WHAT NEEDS TO BE DONE:
Every record must be transcribed in its entirety, apart from the images, which are to be omitted.

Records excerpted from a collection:
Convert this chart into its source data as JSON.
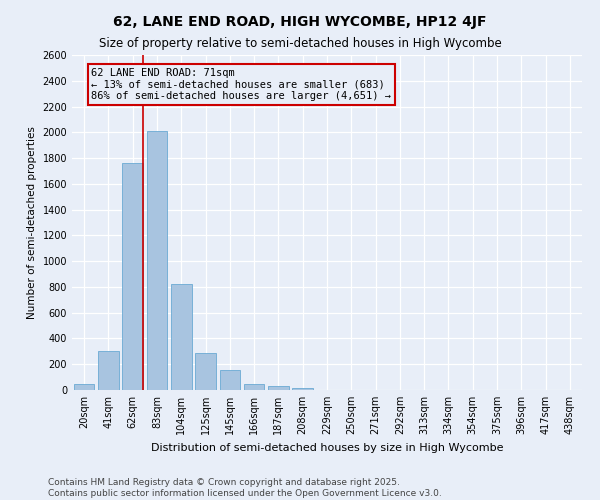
{
  "title": "62, LANE END ROAD, HIGH WYCOMBE, HP12 4JF",
  "subtitle": "Size of property relative to semi-detached houses in High Wycombe",
  "xlabel": "Distribution of semi-detached houses by size in High Wycombe",
  "ylabel": "Number of semi-detached properties",
  "bar_color": "#a8c4e0",
  "bar_edge_color": "#6aaad4",
  "background_color": "#e8eef8",
  "categories": [
    "20sqm",
    "41sqm",
    "62sqm",
    "83sqm",
    "104sqm",
    "125sqm",
    "145sqm",
    "166sqm",
    "187sqm",
    "208sqm",
    "229sqm",
    "250sqm",
    "271sqm",
    "292sqm",
    "313sqm",
    "334sqm",
    "354sqm",
    "375sqm",
    "396sqm",
    "417sqm",
    "438sqm"
  ],
  "values": [
    50,
    300,
    1760,
    2010,
    820,
    290,
    155,
    45,
    30,
    18,
    0,
    0,
    0,
    0,
    0,
    0,
    0,
    0,
    0,
    0,
    0
  ],
  "ylim": [
    0,
    2600
  ],
  "yticks": [
    0,
    200,
    400,
    600,
    800,
    1000,
    1200,
    1400,
    1600,
    1800,
    2000,
    2200,
    2400,
    2600
  ],
  "property_bin_index": 2,
  "annotation_title": "62 LANE END ROAD: 71sqm",
  "annotation_line1": "← 13% of semi-detached houses are smaller (683)",
  "annotation_line2": "86% of semi-detached houses are larger (4,651) →",
  "vline_color": "#cc0000",
  "footnote1": "Contains HM Land Registry data © Crown copyright and database right 2025.",
  "footnote2": "Contains public sector information licensed under the Open Government Licence v3.0.",
  "title_fontsize": 10,
  "subtitle_fontsize": 8.5,
  "xlabel_fontsize": 8,
  "ylabel_fontsize": 7.5,
  "tick_fontsize": 7,
  "annotation_fontsize": 7.5,
  "footnote_fontsize": 6.5
}
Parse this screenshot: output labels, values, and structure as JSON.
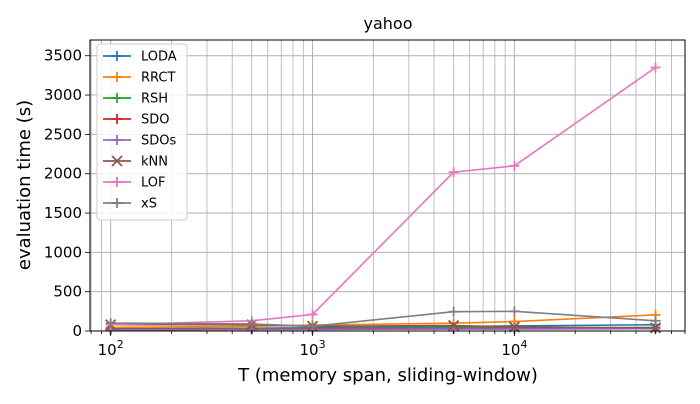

OUTPUT BELOW:
Convert this chart into its source data as JSON.
{
  "title": "62, LANE END ROAD, HIGH WYCOMBE, HP12 4JF",
  "subtitle": "Size of property relative to semi-detached houses in High Wycombe",
  "xlabel": "Distribution of semi-detached houses by size in High Wycombe",
  "ylabel": "Number of semi-detached properties",
  "bar_color": "#a8c4e0",
  "bar_edge_color": "#6aaad4",
  "background_color": "#e8eef8",
  "categories": [
    "20sqm",
    "41sqm",
    "62sqm",
    "83sqm",
    "104sqm",
    "125sqm",
    "145sqm",
    "166sqm",
    "187sqm",
    "208sqm",
    "229sqm",
    "250sqm",
    "271sqm",
    "292sqm",
    "313sqm",
    "334sqm",
    "354sqm",
    "375sqm",
    "396sqm",
    "417sqm",
    "438sqm"
  ],
  "values": [
    50,
    300,
    1760,
    2010,
    820,
    290,
    155,
    45,
    30,
    18,
    0,
    0,
    0,
    0,
    0,
    0,
    0,
    0,
    0,
    0,
    0
  ],
  "ylim": [
    0,
    2600
  ],
  "yticks": [
    0,
    200,
    400,
    600,
    800,
    1000,
    1200,
    1400,
    1600,
    1800,
    2000,
    2200,
    2400,
    2600
  ],
  "property_bin_index": 2,
  "annotation_title": "62 LANE END ROAD: 71sqm",
  "annotation_line1": "← 13% of semi-detached houses are smaller (683)",
  "annotation_line2": "86% of semi-detached houses are larger (4,651) →",
  "vline_color": "#cc0000",
  "footnote1": "Contains HM Land Registry data © Crown copyright and database right 2025.",
  "footnote2": "Contains public sector information licensed under the Open Government Licence v3.0.",
  "title_fontsize": 10,
  "subtitle_fontsize": 8.5,
  "xlabel_fontsize": 8,
  "ylabel_fontsize": 7.5,
  "tick_fontsize": 7,
  "annotation_fontsize": 7.5,
  "footnote_fontsize": 6.5
}
Parse this screenshot: output labels, values, and structure as JSON.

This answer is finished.